What you will do: Retype the records below exactly as they appear, but leave out any pictures.
══ Input rows
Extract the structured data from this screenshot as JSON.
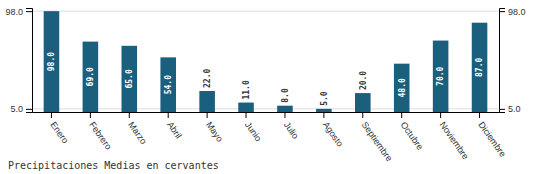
{
  "chart_data": {
    "type": "bar",
    "title": "Precipitaciones Medias en cervantes",
    "categories": [
      "Enero",
      "Febrero",
      "Marzo",
      "Abril",
      "Mayo",
      "Junio",
      "Julio",
      "Agosto",
      "Septiembre",
      "Octubre",
      "Noviembre",
      "Diciembre"
    ],
    "values": [
      98.0,
      69.0,
      65.0,
      54.0,
      22.0,
      11.0,
      8.0,
      5.0,
      20.0,
      48.0,
      70.0,
      87.0
    ],
    "value_labels": [
      "98.0",
      "69.0",
      "65.0",
      "54.0",
      "22.0",
      "11.0",
      "8.0",
      "5.0",
      "20.0",
      "48.0",
      "70.0",
      "87.0"
    ],
    "data_labels": true,
    "color": "#1b5f7e",
    "ylim": [
      2,
      101
    ],
    "yticks": [
      {
        "value": 5,
        "label": "5.0"
      },
      {
        "value": 98,
        "label": "98.0"
      }
    ],
    "y2lim": [
      2,
      101
    ],
    "y2ticks": [
      {
        "value": 5,
        "label": "5.0"
      },
      {
        "value": 98,
        "label": "98.0"
      }
    ],
    "grid": true
  }
}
════
Finished exercise:
Extract the structured data from this screenshot as JSON.
{
  "chart_data": {
    "type": "bar",
    "title": "Precipitaciones Medias en cervantes",
    "categories": [
      "Enero",
      "Febrero",
      "Marzo",
      "Abril",
      "Mayo",
      "Junio",
      "Julio",
      "Agosto",
      "Septiembre",
      "Octubre",
      "Noviembre",
      "Diciembre"
    ],
    "values": [
      98.0,
      69.0,
      65.0,
      54.0,
      22.0,
      11.0,
      8.0,
      5.0,
      20.0,
      48.0,
      70.0,
      87.0
    ],
    "value_labels": [
      "98.0",
      "69.0",
      "65.0",
      "54.0",
      "22.0",
      "11.0",
      "8.0",
      "5.0",
      "20.0",
      "48.0",
      "70.0",
      "87.0"
    ],
    "data_labels": true,
    "color": "#1b5f7e",
    "ylim": [
      2,
      101
    ],
    "yticks": [
      {
        "value": 5,
        "label": "5.0"
      },
      {
        "value": 98,
        "label": "98.0"
      }
    ],
    "y2lim": [
      2,
      101
    ],
    "y2ticks": [
      {
        "value": 5,
        "label": "5.0"
      },
      {
        "value": 98,
        "label": "98.0"
      }
    ],
    "grid": true
  }
}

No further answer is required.